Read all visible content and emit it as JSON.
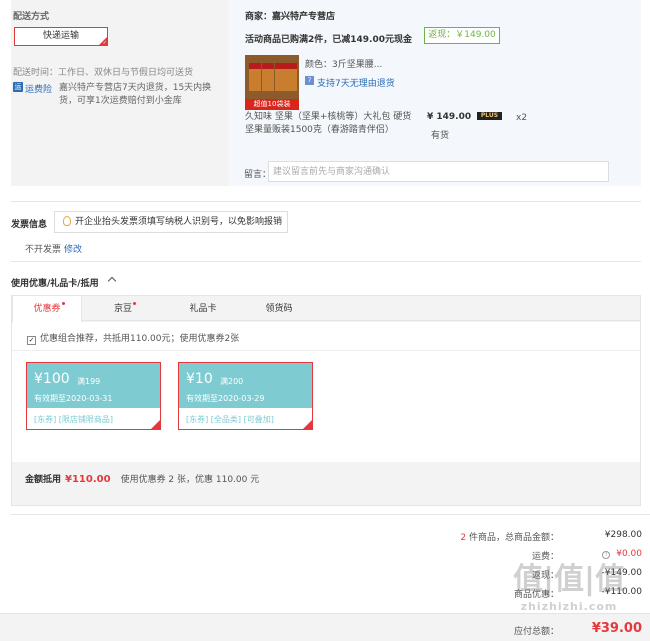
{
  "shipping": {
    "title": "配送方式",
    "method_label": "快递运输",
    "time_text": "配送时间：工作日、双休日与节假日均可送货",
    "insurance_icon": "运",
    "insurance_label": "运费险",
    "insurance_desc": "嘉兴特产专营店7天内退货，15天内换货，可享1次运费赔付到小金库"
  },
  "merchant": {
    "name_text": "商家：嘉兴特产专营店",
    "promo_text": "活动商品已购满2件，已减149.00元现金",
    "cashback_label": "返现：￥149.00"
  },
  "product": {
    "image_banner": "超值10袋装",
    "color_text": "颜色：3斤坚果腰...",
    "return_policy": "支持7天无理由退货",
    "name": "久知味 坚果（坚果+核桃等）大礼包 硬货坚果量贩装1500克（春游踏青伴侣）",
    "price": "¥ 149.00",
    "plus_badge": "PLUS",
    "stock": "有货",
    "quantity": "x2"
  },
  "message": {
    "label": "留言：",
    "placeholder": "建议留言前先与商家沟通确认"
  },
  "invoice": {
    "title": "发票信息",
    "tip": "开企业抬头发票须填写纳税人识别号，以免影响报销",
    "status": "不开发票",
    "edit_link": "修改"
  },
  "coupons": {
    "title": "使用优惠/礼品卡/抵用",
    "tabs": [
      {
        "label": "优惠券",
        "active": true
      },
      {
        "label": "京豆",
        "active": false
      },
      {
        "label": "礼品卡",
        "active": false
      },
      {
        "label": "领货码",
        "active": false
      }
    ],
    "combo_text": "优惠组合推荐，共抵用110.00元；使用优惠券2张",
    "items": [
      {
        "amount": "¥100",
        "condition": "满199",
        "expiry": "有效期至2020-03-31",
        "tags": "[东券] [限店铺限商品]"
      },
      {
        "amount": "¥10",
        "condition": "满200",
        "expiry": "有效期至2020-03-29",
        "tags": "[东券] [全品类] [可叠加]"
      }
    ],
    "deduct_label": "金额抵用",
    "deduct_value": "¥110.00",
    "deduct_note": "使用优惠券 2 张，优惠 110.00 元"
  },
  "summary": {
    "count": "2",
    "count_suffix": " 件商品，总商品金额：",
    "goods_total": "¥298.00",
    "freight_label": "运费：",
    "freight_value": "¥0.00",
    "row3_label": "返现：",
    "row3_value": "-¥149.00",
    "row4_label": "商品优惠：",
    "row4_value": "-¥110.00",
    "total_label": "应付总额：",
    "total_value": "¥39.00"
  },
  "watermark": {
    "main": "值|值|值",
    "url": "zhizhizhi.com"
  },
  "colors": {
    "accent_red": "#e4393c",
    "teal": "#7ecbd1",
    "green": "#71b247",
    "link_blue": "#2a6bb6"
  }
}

* * *

**Problem description**
Your task is an exact transcription of all the data, minus the pictures.

**Task result**
Read all visible content and emit it as JSON.
{
  "shipping": {
    "title": "配送方式",
    "method_label": "快递运输",
    "time_text": "配送时间：工作日、双休日与节假日均可送货",
    "insurance_icon": "运",
    "insurance_label": "运费险",
    "insurance_desc": "嘉兴特产专营店7天内退货，15天内换货，可享1次运费赔付到小金库"
  },
  "merchant": {
    "name_text": "商家：嘉兴特产专营店",
    "promo_text": "活动商品已购满2件，已减149.00元现金",
    "cashback_label": "返现：￥149.00"
  },
  "product": {
    "image_banner": "超值10袋装",
    "color_text": "颜色：3斤坚果腰...",
    "return_policy": "支持7天无理由退货",
    "name": "久知味 坚果（坚果+核桃等）大礼包 硬货坚果量贩装1500克（春游踏青伴侣）",
    "price": "¥ 149.00",
    "plus_badge": "PLUS",
    "stock": "有货",
    "quantity": "x2"
  },
  "message": {
    "label": "留言：",
    "placeholder": "建议留言前先与商家沟通确认"
  },
  "invoice": {
    "title": "发票信息",
    "tip": "开企业抬头发票须填写纳税人识别号，以免影响报销",
    "status": "不开发票",
    "edit_link": "修改"
  },
  "coupons": {
    "title": "使用优惠/礼品卡/抵用",
    "tabs": [
      {
        "label": "优惠券",
        "active": true
      },
      {
        "label": "京豆",
        "active": false
      },
      {
        "label": "礼品卡",
        "active": false
      },
      {
        "label": "领货码",
        "active": false
      }
    ],
    "combo_text": "优惠组合推荐，共抵用110.00元；使用优惠券2张",
    "items": [
      {
        "amount": "¥100",
        "condition": "满199",
        "expiry": "有效期至2020-03-31",
        "tags": "[东券] [限店铺限商品]"
      },
      {
        "amount": "¥10",
        "condition": "满200",
        "expiry": "有效期至2020-03-29",
        "tags": "[东券] [全品类] [可叠加]"
      }
    ],
    "deduct_label": "金额抵用",
    "deduct_value": "¥110.00",
    "deduct_note": "使用优惠券 2 张，优惠 110.00 元"
  },
  "summary": {
    "count": "2",
    "count_suffix": " 件商品，总商品金额：",
    "goods_total": "¥298.00",
    "freight_label": "运费：",
    "freight_value": "¥0.00",
    "row3_label": "返现：",
    "row3_value": "-¥149.00",
    "row4_label": "商品优惠：",
    "row4_value": "-¥110.00",
    "total_label": "应付总额：",
    "total_value": "¥39.00"
  },
  "watermark": {
    "main": "值|值|值",
    "url": "zhizhizhi.com"
  },
  "colors": {
    "accent_red": "#e4393c",
    "teal": "#7ecbd1",
    "green": "#71b247",
    "link_blue": "#2a6bb6"
  }
}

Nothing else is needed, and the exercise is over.